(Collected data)
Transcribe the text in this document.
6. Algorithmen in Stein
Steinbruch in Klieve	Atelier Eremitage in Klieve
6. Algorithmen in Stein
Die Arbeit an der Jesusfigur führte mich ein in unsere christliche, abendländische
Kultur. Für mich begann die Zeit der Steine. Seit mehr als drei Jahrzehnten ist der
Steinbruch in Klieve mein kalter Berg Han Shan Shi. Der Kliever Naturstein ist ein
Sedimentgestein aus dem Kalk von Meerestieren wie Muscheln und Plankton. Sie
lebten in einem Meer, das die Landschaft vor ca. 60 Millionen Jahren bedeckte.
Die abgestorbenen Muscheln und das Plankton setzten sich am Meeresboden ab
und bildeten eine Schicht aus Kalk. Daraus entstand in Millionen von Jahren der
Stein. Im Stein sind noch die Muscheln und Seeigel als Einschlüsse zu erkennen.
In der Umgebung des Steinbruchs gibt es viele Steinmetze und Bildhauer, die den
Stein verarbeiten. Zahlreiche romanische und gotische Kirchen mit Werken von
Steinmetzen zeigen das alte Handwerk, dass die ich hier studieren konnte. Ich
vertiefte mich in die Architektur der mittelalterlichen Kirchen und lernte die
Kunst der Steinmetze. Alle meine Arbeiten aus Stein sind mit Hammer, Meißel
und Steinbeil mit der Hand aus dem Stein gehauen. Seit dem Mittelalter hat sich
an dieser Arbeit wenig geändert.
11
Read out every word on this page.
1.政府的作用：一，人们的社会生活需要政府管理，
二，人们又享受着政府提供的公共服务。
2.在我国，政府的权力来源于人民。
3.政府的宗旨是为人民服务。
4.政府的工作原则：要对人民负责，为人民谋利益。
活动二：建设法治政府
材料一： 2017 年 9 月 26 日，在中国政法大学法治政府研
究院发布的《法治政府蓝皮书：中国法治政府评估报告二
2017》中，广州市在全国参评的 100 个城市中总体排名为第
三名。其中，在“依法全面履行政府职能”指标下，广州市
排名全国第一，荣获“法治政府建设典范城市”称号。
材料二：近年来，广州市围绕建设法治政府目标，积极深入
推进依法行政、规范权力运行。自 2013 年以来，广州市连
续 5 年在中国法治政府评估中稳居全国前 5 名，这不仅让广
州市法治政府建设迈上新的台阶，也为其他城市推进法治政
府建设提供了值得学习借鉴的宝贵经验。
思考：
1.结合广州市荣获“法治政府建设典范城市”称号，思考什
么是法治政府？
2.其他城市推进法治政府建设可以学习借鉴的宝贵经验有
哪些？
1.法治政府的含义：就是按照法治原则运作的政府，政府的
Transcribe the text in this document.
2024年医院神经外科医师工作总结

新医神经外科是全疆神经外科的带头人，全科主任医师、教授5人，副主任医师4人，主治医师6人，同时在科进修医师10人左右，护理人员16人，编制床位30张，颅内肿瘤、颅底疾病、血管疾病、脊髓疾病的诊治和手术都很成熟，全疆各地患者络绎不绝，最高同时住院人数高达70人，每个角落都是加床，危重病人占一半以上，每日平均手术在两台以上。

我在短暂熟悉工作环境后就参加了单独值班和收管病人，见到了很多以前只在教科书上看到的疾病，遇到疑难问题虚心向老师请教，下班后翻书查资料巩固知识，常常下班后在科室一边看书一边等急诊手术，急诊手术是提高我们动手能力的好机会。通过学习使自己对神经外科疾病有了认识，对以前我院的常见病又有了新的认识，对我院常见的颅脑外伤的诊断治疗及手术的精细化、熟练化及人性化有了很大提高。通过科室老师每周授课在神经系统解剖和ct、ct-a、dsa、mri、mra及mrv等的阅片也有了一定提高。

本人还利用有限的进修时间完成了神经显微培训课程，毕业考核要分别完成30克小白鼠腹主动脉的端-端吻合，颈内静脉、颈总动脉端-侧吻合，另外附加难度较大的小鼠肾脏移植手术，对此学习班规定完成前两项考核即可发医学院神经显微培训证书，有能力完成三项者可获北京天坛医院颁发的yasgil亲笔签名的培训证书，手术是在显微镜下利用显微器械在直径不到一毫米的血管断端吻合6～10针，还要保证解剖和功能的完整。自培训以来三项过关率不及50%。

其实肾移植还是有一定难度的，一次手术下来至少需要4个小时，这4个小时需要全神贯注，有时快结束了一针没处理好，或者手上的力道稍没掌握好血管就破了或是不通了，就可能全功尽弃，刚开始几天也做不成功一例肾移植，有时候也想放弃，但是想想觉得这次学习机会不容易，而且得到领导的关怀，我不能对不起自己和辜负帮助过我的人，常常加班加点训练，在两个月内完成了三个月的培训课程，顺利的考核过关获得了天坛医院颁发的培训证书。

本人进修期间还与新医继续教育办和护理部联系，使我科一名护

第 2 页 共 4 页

*To do:*
Copy each line of the listing that includes "Kirchen".

*Correct result:*
Stein verarbeiten. Zahlreiche romanische und gotische Kirchen mit Werken von
vertiefte mich in die Architektur der mittelalterlichen Kirchen und lernte die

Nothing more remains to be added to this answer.